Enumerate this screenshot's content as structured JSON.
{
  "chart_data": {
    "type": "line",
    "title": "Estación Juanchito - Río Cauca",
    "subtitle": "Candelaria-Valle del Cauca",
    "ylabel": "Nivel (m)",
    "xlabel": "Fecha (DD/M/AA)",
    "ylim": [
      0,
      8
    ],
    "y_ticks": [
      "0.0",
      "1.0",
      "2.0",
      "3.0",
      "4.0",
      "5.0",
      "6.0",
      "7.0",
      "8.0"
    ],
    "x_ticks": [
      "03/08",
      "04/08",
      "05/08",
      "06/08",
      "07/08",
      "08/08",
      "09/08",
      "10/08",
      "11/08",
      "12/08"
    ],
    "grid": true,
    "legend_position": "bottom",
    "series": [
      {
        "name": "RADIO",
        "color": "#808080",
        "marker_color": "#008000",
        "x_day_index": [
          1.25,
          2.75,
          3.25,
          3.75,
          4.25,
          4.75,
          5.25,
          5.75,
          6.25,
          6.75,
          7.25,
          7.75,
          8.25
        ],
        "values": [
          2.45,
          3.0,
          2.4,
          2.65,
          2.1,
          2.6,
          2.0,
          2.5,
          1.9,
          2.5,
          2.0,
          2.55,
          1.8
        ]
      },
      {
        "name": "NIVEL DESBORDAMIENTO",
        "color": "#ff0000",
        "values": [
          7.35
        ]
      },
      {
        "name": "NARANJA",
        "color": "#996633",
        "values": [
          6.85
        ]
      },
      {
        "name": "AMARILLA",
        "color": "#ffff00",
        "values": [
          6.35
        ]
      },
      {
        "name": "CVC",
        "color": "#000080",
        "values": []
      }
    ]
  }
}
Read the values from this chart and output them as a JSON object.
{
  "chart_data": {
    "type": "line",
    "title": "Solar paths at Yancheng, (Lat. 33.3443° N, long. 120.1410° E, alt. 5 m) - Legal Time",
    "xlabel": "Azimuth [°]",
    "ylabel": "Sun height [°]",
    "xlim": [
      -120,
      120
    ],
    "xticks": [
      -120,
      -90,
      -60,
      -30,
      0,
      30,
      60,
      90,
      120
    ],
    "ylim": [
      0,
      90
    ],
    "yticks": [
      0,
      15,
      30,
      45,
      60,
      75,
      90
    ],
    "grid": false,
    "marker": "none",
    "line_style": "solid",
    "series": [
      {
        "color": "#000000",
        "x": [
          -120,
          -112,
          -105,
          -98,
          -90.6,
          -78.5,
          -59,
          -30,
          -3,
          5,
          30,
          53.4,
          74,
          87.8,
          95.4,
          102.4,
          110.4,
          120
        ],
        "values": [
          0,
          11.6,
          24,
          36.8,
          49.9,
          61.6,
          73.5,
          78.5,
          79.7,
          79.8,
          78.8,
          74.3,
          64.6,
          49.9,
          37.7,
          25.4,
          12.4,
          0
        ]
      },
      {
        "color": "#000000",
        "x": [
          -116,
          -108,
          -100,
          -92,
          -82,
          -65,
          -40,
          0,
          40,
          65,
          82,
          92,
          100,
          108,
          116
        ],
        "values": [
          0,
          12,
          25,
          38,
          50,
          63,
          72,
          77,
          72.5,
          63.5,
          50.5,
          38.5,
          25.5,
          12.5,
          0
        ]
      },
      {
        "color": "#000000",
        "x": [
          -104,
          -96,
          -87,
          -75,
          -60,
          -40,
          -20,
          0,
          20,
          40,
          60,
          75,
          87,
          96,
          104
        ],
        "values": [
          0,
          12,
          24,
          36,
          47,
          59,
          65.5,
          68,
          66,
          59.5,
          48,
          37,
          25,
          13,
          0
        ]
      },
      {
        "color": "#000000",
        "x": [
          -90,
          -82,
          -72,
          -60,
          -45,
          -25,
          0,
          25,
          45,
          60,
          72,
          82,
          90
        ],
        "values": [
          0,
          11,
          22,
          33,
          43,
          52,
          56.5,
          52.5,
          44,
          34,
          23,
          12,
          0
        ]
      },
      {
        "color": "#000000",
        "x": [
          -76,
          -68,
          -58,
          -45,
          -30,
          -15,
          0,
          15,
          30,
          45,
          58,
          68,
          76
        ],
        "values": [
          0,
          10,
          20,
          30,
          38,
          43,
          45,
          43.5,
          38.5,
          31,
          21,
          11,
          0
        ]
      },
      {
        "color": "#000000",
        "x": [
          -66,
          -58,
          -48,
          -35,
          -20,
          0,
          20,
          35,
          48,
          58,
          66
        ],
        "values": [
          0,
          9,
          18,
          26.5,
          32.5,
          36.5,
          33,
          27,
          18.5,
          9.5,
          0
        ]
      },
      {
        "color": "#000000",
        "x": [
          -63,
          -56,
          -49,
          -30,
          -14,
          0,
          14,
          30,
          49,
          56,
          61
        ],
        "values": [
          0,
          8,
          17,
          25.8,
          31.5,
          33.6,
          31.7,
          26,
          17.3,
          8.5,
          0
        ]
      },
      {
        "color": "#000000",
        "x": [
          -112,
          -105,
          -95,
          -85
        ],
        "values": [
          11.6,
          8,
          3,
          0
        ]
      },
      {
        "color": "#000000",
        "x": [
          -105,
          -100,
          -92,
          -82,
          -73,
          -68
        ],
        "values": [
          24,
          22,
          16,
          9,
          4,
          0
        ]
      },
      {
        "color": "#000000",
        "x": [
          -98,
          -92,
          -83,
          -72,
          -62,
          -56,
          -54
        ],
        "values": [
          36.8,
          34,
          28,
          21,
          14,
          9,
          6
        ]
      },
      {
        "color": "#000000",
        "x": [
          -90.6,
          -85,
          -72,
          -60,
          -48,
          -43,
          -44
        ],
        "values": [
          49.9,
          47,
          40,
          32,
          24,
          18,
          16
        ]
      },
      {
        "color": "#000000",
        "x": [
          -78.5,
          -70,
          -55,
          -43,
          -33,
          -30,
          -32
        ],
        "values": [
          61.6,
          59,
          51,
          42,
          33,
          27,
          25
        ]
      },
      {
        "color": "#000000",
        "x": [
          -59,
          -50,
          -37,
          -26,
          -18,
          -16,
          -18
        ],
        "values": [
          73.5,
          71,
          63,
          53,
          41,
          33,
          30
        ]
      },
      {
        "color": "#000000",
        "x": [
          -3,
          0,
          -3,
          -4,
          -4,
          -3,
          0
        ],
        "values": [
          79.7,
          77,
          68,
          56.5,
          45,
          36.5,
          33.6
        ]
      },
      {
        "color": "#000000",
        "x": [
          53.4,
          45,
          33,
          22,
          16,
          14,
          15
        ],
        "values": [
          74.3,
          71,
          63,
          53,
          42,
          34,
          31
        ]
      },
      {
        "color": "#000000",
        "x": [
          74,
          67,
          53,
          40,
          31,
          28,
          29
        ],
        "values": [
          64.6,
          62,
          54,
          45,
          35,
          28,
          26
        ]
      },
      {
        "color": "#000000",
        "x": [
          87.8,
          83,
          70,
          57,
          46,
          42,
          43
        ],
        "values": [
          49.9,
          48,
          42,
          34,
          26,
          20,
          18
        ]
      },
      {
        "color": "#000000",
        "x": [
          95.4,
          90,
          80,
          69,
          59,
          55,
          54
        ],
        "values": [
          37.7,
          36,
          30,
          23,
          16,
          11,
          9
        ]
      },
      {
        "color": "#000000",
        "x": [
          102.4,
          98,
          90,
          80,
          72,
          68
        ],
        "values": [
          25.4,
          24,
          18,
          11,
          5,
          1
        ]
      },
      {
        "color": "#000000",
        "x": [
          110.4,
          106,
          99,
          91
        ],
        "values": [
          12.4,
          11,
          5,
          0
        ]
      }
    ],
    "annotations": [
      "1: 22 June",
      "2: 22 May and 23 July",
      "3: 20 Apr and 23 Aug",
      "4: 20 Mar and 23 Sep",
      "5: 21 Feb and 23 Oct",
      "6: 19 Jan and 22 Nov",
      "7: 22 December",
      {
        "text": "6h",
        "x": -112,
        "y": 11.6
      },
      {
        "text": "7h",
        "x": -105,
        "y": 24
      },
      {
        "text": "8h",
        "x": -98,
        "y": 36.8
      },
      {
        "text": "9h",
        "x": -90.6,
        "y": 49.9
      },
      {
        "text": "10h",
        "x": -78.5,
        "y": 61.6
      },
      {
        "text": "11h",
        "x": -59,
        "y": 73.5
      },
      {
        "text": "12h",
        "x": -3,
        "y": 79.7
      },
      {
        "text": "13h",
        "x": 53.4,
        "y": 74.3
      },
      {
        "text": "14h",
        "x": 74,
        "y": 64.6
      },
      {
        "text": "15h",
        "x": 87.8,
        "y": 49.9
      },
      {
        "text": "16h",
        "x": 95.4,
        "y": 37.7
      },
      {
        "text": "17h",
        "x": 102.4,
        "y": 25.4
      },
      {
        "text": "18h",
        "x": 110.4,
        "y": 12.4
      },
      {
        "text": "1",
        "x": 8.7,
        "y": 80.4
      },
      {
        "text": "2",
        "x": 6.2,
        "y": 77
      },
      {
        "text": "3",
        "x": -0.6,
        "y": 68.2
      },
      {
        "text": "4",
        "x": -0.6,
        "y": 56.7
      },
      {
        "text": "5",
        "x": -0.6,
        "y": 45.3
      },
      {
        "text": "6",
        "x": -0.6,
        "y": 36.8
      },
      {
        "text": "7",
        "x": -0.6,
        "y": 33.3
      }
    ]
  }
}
################
From the data above, copy each line that holds "this".

Enumerate this screenshot's content as structured JSON.
Read the values from this chart and output them as a JSON object.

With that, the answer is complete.